───── Data for the task ─────

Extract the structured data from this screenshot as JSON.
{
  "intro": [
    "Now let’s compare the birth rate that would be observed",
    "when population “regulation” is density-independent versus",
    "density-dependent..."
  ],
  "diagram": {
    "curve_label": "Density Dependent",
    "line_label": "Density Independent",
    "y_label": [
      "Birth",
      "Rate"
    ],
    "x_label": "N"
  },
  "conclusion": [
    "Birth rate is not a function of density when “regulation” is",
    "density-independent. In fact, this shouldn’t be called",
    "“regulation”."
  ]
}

─────
───── Data for the task ─────

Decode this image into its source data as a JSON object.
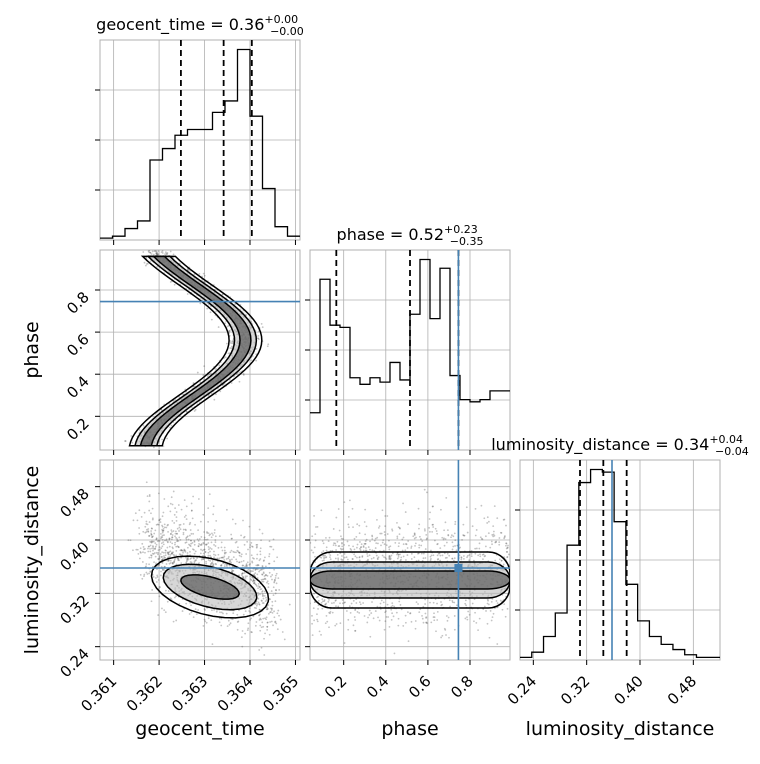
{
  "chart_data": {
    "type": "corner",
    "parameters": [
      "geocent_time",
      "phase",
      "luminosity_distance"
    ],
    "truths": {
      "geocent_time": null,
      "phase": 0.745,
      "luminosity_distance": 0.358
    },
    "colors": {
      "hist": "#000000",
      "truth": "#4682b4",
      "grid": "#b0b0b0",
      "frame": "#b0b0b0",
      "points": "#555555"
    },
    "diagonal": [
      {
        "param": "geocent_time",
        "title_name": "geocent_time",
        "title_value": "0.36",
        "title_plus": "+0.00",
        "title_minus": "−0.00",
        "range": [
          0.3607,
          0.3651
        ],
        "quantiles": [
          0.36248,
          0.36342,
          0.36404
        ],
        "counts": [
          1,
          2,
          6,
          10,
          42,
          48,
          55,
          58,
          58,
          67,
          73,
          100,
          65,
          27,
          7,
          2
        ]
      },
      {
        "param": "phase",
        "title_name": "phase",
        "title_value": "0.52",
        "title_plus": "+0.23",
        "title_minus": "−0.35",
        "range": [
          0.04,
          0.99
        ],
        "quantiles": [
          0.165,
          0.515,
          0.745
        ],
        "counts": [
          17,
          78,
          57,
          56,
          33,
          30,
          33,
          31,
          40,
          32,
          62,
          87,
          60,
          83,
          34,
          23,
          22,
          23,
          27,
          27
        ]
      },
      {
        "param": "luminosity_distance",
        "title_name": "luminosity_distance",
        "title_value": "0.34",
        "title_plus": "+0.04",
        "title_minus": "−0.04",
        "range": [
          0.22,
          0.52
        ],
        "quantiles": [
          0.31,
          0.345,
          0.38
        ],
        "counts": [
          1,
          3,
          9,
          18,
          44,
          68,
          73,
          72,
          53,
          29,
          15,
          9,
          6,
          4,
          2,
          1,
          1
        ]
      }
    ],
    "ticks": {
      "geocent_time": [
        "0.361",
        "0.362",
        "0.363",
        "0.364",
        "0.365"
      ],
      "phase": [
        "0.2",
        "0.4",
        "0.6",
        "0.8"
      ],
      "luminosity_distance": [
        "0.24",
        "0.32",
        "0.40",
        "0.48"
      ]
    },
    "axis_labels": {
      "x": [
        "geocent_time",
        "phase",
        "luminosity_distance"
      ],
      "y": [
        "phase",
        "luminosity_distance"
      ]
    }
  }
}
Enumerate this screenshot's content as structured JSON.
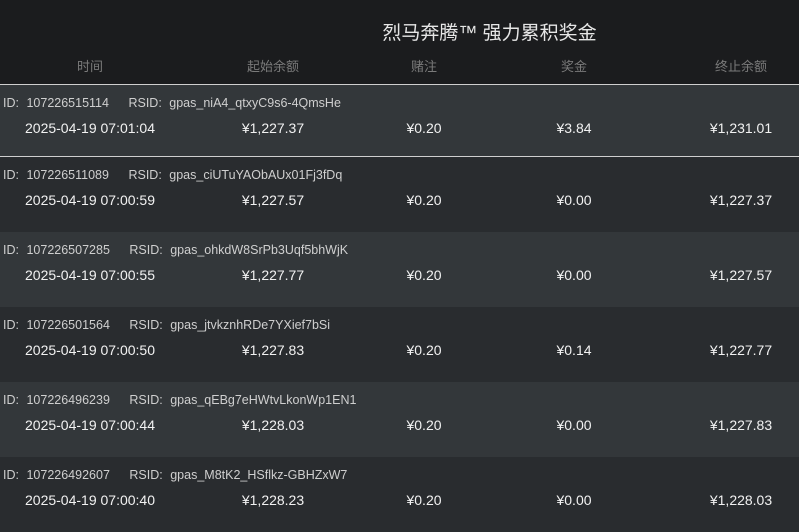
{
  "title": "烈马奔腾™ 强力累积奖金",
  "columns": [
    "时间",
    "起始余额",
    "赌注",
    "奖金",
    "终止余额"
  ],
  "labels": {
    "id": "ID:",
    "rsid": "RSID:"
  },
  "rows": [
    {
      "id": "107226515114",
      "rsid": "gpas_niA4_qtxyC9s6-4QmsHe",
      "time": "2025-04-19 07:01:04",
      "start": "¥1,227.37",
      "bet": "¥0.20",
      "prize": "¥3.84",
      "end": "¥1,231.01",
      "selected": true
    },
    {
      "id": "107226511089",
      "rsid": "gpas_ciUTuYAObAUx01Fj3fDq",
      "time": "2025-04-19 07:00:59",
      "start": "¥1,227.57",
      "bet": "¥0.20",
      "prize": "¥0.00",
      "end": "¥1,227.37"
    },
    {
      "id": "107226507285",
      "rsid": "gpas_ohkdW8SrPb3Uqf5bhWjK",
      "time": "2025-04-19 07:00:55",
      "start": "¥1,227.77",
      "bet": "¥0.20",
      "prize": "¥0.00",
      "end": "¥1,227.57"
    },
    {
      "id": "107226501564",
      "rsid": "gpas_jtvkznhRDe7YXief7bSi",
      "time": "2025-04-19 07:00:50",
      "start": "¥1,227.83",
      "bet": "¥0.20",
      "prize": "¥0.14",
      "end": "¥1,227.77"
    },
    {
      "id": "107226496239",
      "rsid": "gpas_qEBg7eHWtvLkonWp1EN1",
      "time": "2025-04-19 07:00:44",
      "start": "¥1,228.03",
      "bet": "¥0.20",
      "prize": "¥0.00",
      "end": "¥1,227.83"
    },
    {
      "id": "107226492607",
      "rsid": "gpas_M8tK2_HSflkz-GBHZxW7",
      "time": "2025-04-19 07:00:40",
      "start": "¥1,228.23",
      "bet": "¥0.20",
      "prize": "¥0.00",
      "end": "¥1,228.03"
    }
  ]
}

─────
───── Data for the task ─────

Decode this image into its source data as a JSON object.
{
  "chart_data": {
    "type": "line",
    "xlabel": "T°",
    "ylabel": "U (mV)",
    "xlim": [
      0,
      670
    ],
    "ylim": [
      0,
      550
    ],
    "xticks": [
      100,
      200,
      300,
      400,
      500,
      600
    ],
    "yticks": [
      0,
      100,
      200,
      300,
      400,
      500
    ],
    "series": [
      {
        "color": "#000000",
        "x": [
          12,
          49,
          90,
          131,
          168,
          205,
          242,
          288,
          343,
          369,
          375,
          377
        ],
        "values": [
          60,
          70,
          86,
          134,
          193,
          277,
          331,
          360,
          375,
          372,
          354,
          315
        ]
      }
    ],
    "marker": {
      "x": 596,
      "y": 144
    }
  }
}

─────

## Direction
Find every line in the records above that contains the word "start", and copy each one.

## Finished task
      "start": "¥1,227.37",
      "start": "¥1,227.57",
      "start": "¥1,227.77",
      "start": "¥1,227.83",
      "start": "¥1,228.03",
      "start": "¥1,228.23",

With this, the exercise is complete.